(Directive 1): From the passage on remote method calls, print the text between "The family of" and "and a RequestOption.", inclusive.
(Directive 2):
Answer these about the passage on remote method calls:
(a) How do the methods placed in the class get invoked?
(b) If the list of receiver addresses is null, on which members is the method invoked?
(c) What does a MethodCall contain?

(Provided passage):
Compared toMessageDispatcher, no handle() method needs to be implemented. Instead the methods to be called can be placed directly in the class using regular method definitions (see example below). The methods will get invoked using reflection.

To invoke remote method calls (unicast and multicast) the following methods are used:



public <T> RspList<T>

       callRemoteMethods(Collection<Address> dests,

                         String method_name,

                         Object[] args,

                         Class[] types,

                         RequestOptions options) throws Exception;

public <T> RspList<T>

       callRemoteMethods(Collection<Address> dests,

                         MethodCall method_call,

                         RequestOptions options) throws Exception;

public <T> NotifyingFuture<RspList<T>>

       callRemoteMethodsWithFuture(Collection<Address> dests,

                                   MethodCall method_call,

                                   RequestOptions options) throws Exception;

public <T> T callRemoteMethod(Address dest,

                              String method_name,

                              Object[] args,

                              Class[] types,

                              RequestOptions options) throws Exception;

public <T> T callRemoteMethod(Address dest,

                              MethodCall call,

                              RequestOptions options) throws Exception;

public <T> NotifyingFuture<T>

       callRemoteMethodWithFuture(Address dest,

                                  MethodCall call,

                                  RequestOptions options) throws Exception;

The family of callRemoteMethods() methods is invoked with a list of receiver addresses. If null, the method will be invoked in all cluster members (including the sender). Each call takes the target members to invoke it on (null mean invoke on all cluster members), a method and a RequestOption.

The method can be given as (1) the method name, (2) the arguments and (3) the argument types, or a MethodCall (containing a java.lang.reflect.Method and argument) can be given instead.

As with MessageDispatcher, a RspList or a future to a RspList is returned.

(Data lines):
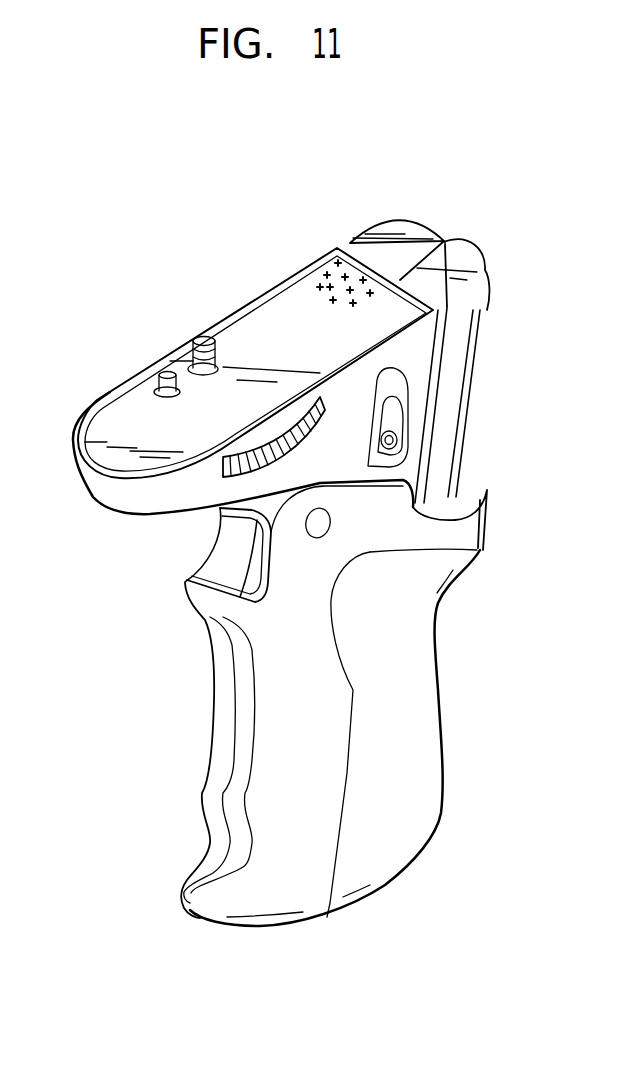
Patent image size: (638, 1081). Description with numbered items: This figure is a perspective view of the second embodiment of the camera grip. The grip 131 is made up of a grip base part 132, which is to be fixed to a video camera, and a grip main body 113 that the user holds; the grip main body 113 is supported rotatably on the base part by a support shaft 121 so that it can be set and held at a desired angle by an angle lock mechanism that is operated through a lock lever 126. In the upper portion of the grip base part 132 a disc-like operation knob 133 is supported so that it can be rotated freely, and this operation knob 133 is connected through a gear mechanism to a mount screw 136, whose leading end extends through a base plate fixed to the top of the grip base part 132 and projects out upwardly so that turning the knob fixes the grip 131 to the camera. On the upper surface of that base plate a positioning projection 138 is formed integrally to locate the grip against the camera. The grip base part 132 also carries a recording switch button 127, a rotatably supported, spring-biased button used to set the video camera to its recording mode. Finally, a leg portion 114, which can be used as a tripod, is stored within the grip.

The grip main body 113 is at (400, 832).
The leg portion 114 is at (472, 268).
The support shaft 121 is at (322, 525).
The lock lever 126 is at (393, 443).
The recording switch button 127 is at (217, 550).
The grip 131 is at (97, 400).
The grip base part 132 is at (418, 350).
The operation knob 133 is at (233, 477).
The mount screw 136 is at (206, 338).
The positioning projection 138 is at (166, 368).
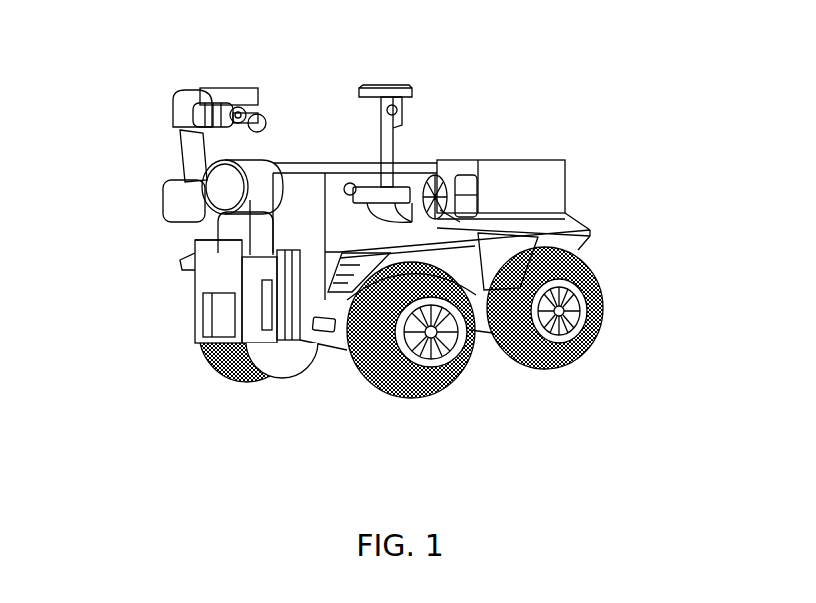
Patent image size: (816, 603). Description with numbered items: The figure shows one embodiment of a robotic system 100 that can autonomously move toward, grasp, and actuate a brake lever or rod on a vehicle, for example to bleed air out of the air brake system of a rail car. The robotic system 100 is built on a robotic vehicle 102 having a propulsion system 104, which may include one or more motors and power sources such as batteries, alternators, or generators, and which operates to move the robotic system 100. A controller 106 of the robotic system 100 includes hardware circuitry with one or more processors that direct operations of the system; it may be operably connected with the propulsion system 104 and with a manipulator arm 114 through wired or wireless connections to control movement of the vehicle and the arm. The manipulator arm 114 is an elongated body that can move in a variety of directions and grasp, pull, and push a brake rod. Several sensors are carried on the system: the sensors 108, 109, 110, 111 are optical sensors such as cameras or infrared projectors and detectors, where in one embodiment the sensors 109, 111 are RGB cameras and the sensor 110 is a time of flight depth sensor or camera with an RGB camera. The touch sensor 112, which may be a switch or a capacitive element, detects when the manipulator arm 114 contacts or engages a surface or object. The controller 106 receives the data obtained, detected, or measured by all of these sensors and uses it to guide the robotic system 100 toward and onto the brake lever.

The robotic system 100 is at (740, 80).
The robotic vehicle 102 is at (669, 167).
The propulsion system 104 is at (190, 412).
The controller 106 is at (510, 156).
The sensor 108 is at (397, 220).
The sensor 109 is at (355, 185).
The sensor 110 is at (385, 85).
The sensor 111 is at (400, 108).
The touch sensor 112 is at (272, 105).
The manipulator arm 114 is at (106, 82).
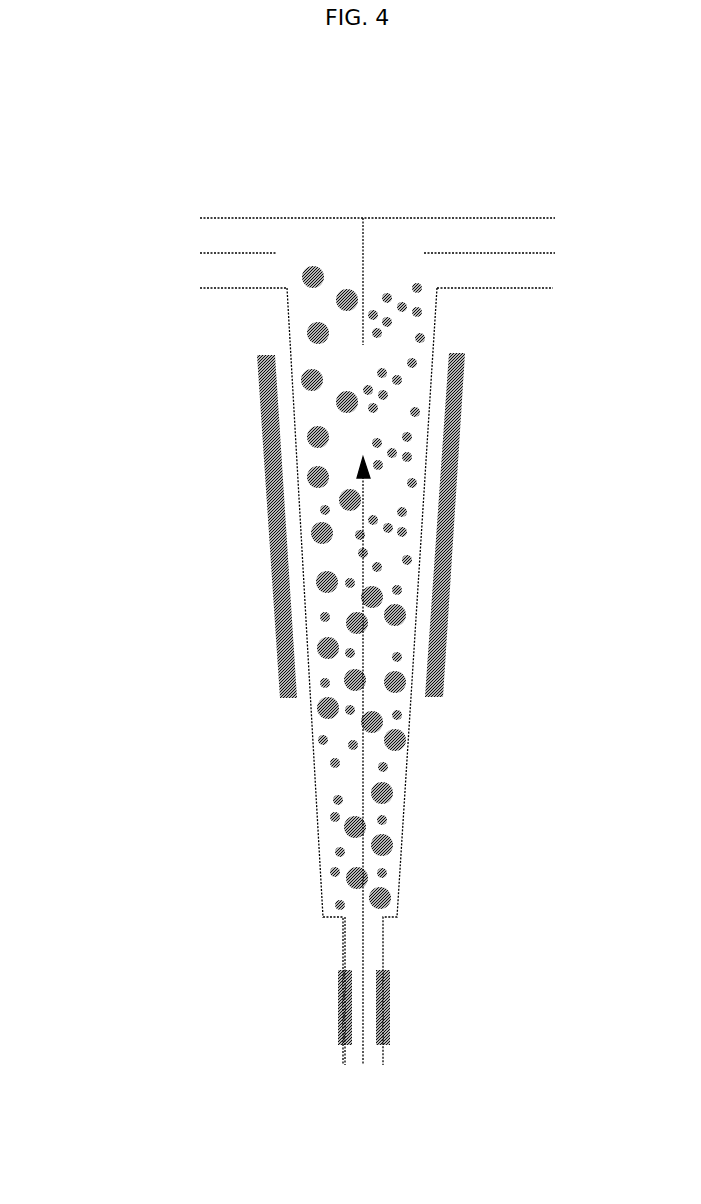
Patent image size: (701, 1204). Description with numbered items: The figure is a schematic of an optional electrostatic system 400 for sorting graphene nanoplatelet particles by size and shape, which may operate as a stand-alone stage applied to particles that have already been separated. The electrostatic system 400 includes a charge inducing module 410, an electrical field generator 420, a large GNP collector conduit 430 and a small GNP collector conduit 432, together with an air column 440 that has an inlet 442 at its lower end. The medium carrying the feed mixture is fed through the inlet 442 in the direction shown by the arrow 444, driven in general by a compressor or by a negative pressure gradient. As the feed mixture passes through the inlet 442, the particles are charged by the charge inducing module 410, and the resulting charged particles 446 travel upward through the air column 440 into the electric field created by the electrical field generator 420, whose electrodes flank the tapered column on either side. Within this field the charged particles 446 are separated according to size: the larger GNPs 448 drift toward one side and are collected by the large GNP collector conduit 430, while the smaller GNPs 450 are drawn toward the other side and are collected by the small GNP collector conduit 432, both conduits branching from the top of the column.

The electrostatic system 400 is at (365, 184).
The charge inducing module 410 is at (388, 988).
The electrical field generator 420 is at (455, 450).
The large GNP collector conduit 430 is at (218, 277).
The small GNP collector conduit 432 is at (493, 245).
The air column 440 is at (410, 728).
The inlet 442 is at (370, 1062).
The arrow 444 is at (362, 568).
The charged particles 446 is at (340, 775).
The larger GNPs 448 is at (308, 263).
The smaller GNPs 450 is at (390, 395).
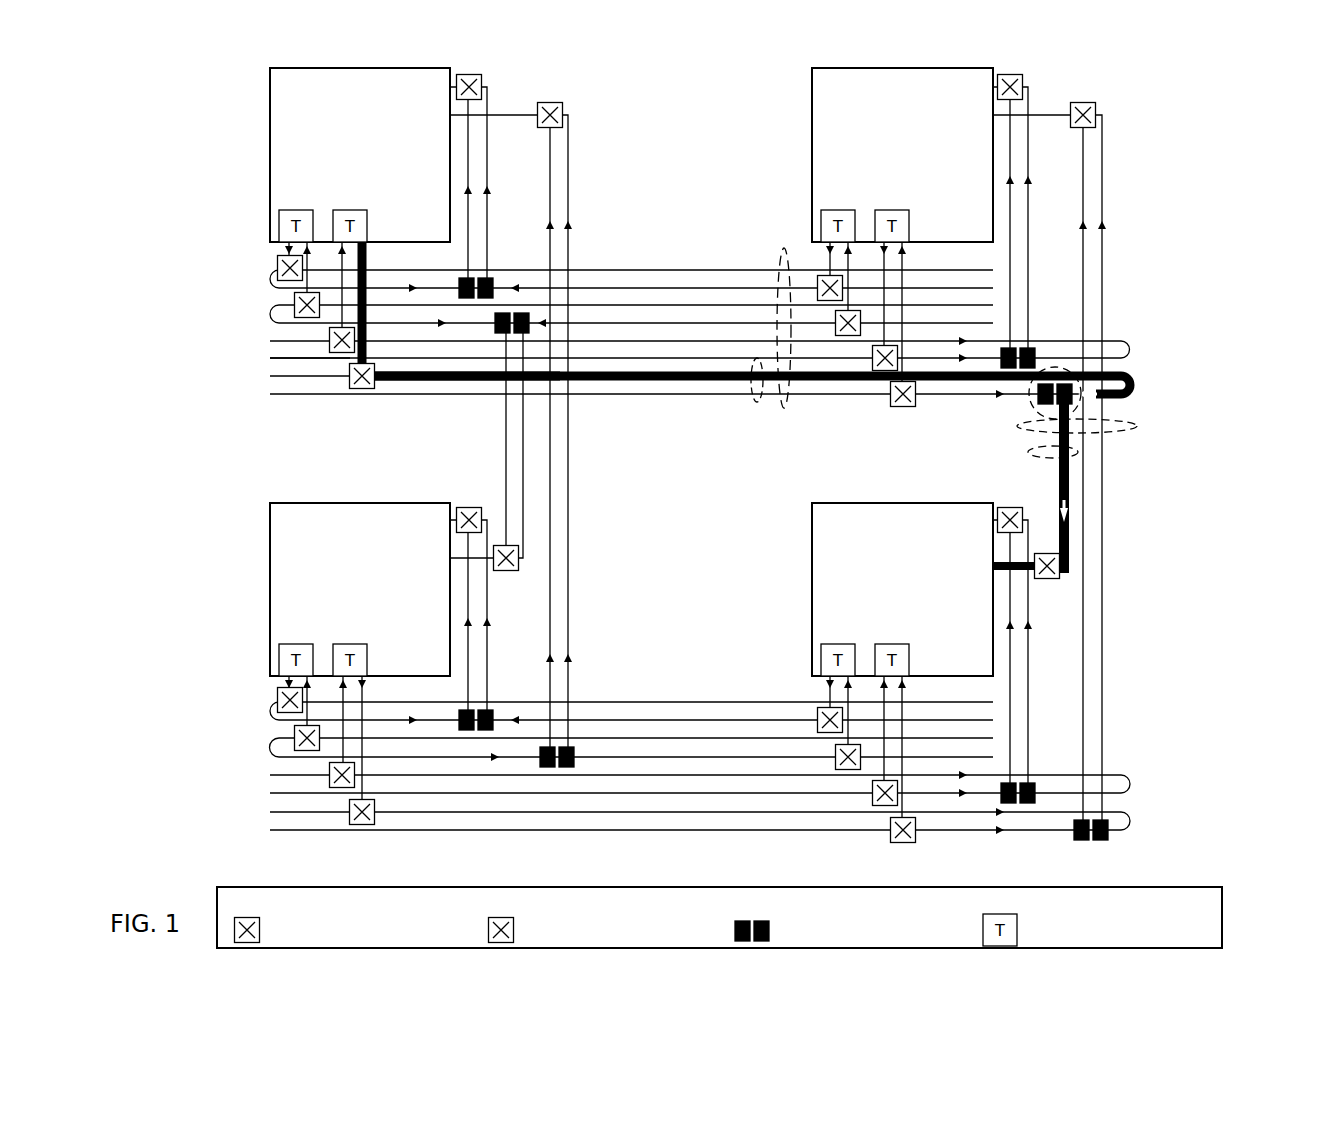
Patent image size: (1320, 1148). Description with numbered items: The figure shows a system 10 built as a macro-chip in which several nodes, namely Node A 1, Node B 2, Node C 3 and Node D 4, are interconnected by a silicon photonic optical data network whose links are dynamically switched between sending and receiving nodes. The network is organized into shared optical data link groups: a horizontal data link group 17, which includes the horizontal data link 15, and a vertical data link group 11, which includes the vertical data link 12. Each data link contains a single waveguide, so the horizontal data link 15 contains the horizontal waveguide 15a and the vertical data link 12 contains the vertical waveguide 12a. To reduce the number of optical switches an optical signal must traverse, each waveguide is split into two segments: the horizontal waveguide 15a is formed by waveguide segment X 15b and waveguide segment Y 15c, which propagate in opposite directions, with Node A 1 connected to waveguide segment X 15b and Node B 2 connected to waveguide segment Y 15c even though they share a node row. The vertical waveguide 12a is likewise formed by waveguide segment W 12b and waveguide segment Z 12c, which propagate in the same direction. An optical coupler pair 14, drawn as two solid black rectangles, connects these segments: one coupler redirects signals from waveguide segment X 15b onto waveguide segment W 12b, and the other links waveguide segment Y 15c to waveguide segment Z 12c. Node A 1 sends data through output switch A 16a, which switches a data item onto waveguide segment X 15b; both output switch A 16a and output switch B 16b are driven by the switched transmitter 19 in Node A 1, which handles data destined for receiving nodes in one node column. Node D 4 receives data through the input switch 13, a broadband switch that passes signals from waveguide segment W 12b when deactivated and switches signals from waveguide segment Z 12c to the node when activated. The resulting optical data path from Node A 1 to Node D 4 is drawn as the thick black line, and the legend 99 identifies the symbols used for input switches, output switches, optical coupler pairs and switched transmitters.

The system 10 is at (710, 452).
The Node A 1 is at (360, 155).
The Node B 2 is at (902, 155).
The Node C 3 is at (360, 589).
The Node D 4 is at (902, 589).
The switched transmitter 19 is at (338, 208).
The output switch A 16a is at (360, 388).
The output switch B 16b is at (330, 342).
The horizontal data link 15 is at (755, 404).
The horizontal waveguide 15a is at (752, 432).
The waveguide segment X 15b is at (448, 380).
The waveguide segment Y 15c is at (490, 392).
The horizontal data link group 17 is at (783, 248).
The optical coupler pair 14 is at (1033, 398).
The vertical data link group 11 is at (1138, 425).
The vertical data link 12 is at (1136, 474).
The vertical waveguide 12a is at (1080, 455).
The waveguide segment W 12b is at (1070, 555).
The waveguide segment Z 12c is at (1045, 490).
The input switch 13 is at (1047, 580).
The legend 99 is at (719, 917).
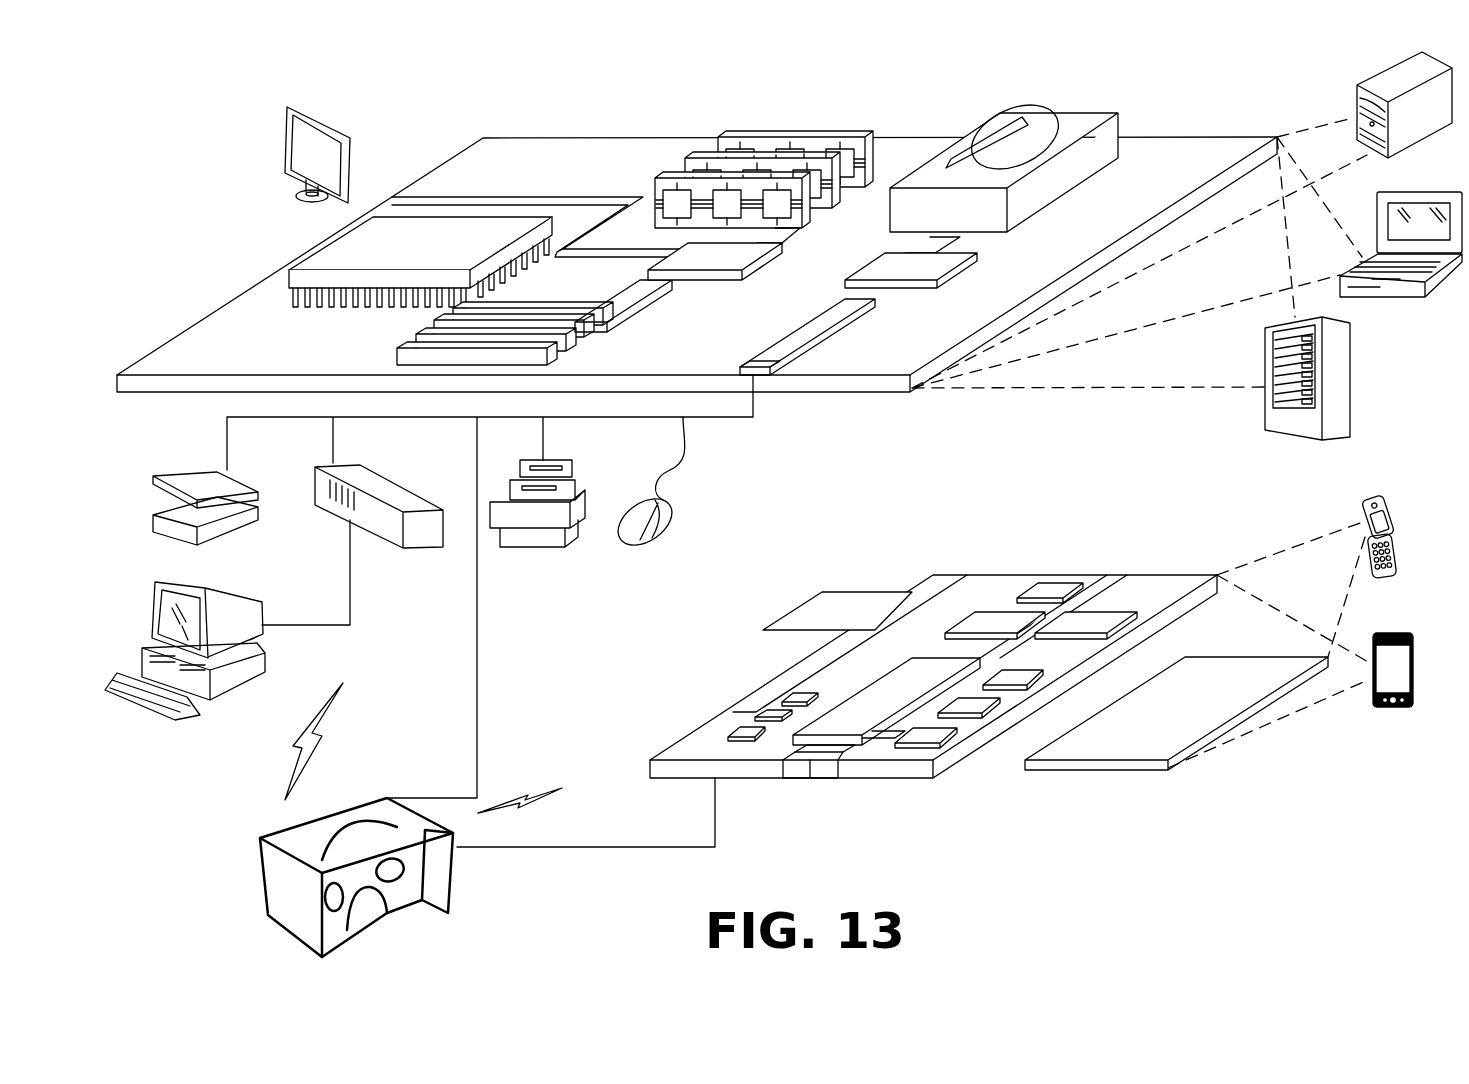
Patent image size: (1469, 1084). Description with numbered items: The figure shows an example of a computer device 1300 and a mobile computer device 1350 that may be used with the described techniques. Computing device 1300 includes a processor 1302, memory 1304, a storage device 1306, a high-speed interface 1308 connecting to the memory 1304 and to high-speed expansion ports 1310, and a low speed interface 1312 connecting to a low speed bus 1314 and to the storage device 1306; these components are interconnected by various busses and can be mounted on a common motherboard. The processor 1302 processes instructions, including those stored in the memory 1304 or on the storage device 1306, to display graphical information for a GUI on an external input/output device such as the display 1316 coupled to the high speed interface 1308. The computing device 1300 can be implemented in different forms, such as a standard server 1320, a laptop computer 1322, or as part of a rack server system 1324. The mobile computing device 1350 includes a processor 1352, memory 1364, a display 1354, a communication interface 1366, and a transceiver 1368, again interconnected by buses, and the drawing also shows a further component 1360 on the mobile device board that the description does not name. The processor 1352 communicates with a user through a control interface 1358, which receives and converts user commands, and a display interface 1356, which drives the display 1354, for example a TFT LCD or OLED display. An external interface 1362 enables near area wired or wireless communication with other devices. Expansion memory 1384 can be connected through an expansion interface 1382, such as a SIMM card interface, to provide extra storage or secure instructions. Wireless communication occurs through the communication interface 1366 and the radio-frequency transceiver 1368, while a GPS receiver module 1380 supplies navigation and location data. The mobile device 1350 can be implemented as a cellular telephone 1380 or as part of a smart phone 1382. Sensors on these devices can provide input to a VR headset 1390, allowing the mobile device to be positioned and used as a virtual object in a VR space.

(Exercise solution 1):
The family of callRemoteMethods() methods is invoked with a list of receiver addresses. If null, the method will be invoked in all cluster members (including the sender). Each call takes the target members to invoke it on (null mean invoke on all cluster members), a method and a RequestOption.

(Exercise solution 2):
(a) Using reflection.
(b) On all cluster members, including the sender.
(c) A java.lang.reflect.Method and argument.